* **Short problem**
Quote the listing below in its entirety, omitting every image.
___ Material for the task ___
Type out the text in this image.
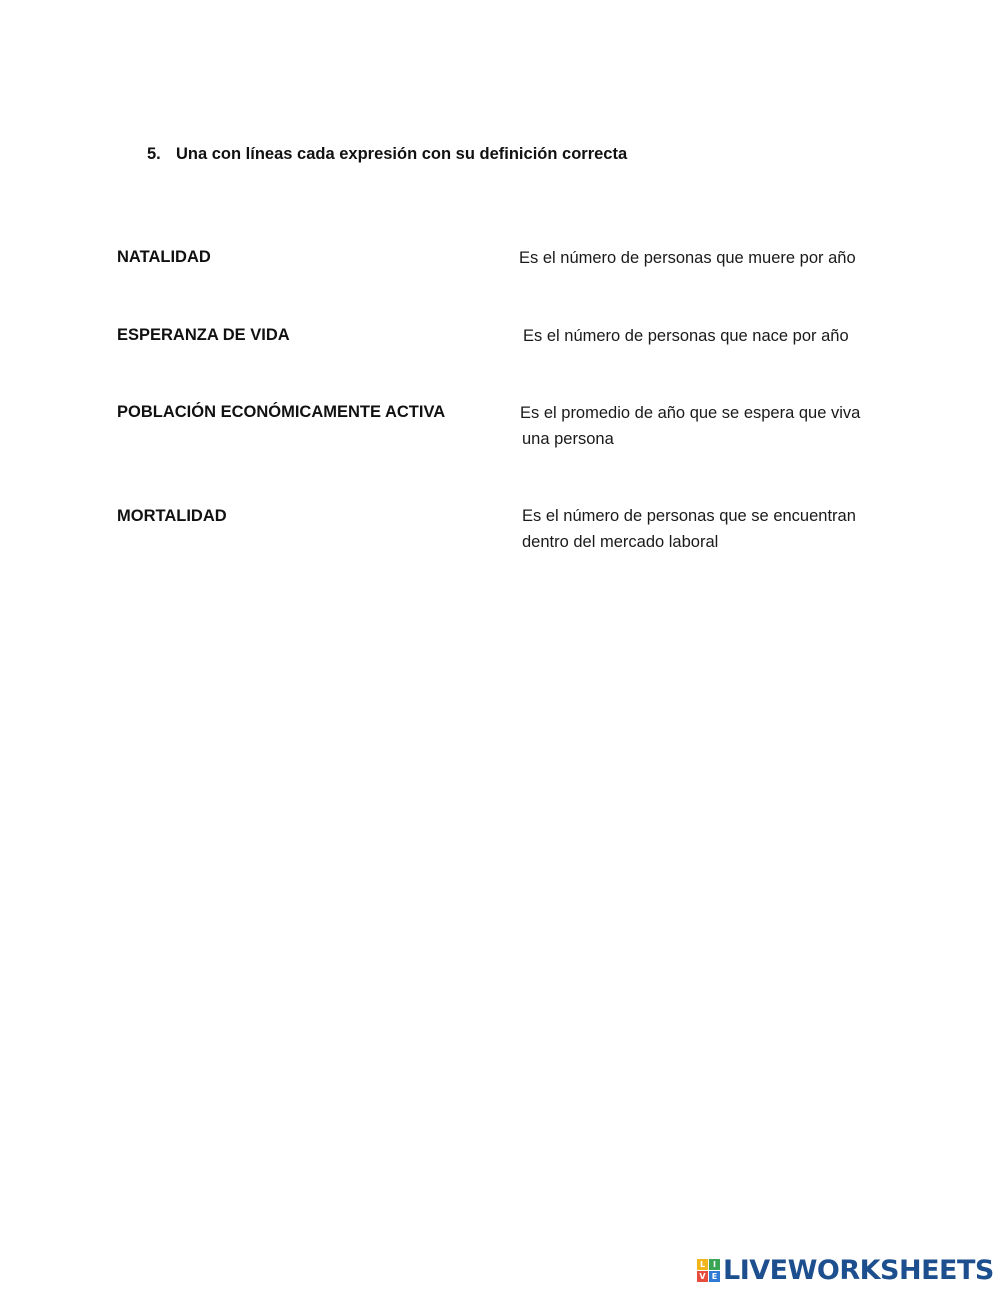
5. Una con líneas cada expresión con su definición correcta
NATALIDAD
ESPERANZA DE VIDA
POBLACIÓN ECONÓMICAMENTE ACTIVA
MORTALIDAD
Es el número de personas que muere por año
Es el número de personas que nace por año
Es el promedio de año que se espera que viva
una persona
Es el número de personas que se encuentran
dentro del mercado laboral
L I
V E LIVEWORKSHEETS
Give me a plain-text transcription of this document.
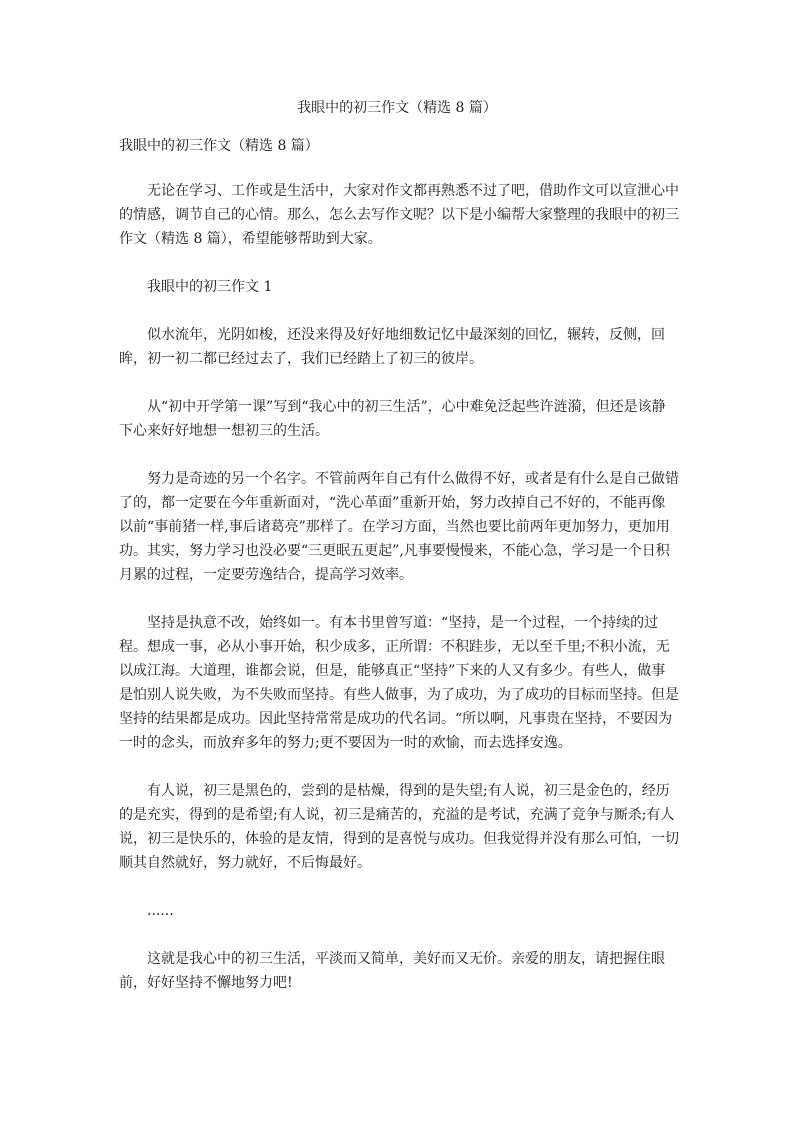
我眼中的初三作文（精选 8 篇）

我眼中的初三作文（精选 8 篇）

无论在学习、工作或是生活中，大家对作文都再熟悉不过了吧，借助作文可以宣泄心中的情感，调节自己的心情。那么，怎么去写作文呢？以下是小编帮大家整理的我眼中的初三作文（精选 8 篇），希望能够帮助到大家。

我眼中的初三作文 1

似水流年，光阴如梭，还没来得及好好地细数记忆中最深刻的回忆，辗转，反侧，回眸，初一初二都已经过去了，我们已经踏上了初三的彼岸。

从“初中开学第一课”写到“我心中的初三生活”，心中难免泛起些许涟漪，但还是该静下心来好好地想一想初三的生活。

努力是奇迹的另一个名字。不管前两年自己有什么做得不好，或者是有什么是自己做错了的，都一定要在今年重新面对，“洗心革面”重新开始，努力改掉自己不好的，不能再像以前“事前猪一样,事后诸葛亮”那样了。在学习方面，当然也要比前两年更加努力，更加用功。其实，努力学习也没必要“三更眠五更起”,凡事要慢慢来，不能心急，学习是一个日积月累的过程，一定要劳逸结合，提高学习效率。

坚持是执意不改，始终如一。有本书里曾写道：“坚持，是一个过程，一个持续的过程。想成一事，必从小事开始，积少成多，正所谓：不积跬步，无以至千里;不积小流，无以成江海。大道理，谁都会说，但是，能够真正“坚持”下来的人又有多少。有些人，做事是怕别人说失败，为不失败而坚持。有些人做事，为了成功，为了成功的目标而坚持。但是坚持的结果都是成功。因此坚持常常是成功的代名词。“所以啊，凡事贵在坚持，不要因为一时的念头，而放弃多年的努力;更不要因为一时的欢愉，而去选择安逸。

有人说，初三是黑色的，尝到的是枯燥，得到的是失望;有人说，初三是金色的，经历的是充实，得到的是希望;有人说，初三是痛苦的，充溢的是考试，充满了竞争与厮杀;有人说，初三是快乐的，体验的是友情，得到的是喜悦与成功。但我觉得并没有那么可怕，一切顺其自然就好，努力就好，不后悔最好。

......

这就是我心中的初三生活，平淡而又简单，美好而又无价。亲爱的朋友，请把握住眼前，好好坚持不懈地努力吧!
___
* **Written answer**
Type out the text in this image.
5. Una con líneas cada expresión con su definición correcta
NATALIDAD
ESPERANZA DE VIDA
POBLACIÓN ECONÓMICAMENTE ACTIVA
MORTALIDAD
Es el número de personas que muere por año
Es el número de personas que nace por año
Es el promedio de año que se espera que viva
una persona
Es el número de personas que se encuentran
dentro del mercado laboral
L I
V E LIVEWORKSHEETS
Give me a plain-text transcription of this document.
我眼中的初三作文（精选 8 篇）

我眼中的初三作文（精选 8 篇）

无论在学习、工作或是生活中，大家对作文都再熟悉不过了吧，借助作文可以宣泄心中的情感，调节自己的心情。那么，怎么去写作文呢？以下是小编帮大家整理的我眼中的初三作文（精选 8 篇），希望能够帮助到大家。

我眼中的初三作文 1

似水流年，光阴如梭，还没来得及好好地细数记忆中最深刻的回忆，辗转，反侧，回眸，初一初二都已经过去了，我们已经踏上了初三的彼岸。

从“初中开学第一课”写到“我心中的初三生活”，心中难免泛起些许涟漪，但还是该静下心来好好地想一想初三的生活。

努力是奇迹的另一个名字。不管前两年自己有什么做得不好，或者是有什么是自己做错了的，都一定要在今年重新面对，“洗心革面”重新开始，努力改掉自己不好的，不能再像以前“事前猪一样,事后诸葛亮”那样了。在学习方面，当然也要比前两年更加努力，更加用功。其实，努力学习也没必要“三更眠五更起”,凡事要慢慢来，不能心急，学习是一个日积月累的过程，一定要劳逸结合，提高学习效率。

坚持是执意不改，始终如一。有本书里曾写道：“坚持，是一个过程，一个持续的过程。想成一事，必从小事开始，积少成多，正所谓：不积跬步，无以至千里;不积小流，无以成江海。大道理，谁都会说，但是，能够真正“坚持”下来的人又有多少。有些人，做事是怕别人说失败，为不失败而坚持。有些人做事，为了成功，为了成功的目标而坚持。但是坚持的结果都是成功。因此坚持常常是成功的代名词。“所以啊，凡事贵在坚持，不要因为一时的念头，而放弃多年的努力;更不要因为一时的欢愉，而去选择安逸。

有人说，初三是黑色的，尝到的是枯燥，得到的是失望;有人说，初三是金色的，经历的是充实，得到的是希望;有人说，初三是痛苦的，充溢的是考试，充满了竞争与厮杀;有人说，初三是快乐的，体验的是友情，得到的是喜悦与成功。但我觉得并没有那么可怕，一切顺其自然就好，努力就好，不后悔最好。

......

这就是我心中的初三生活，平淡而又简单，美好而又无价。亲爱的朋友，请把握住眼前，好好坚持不懈地努力吧!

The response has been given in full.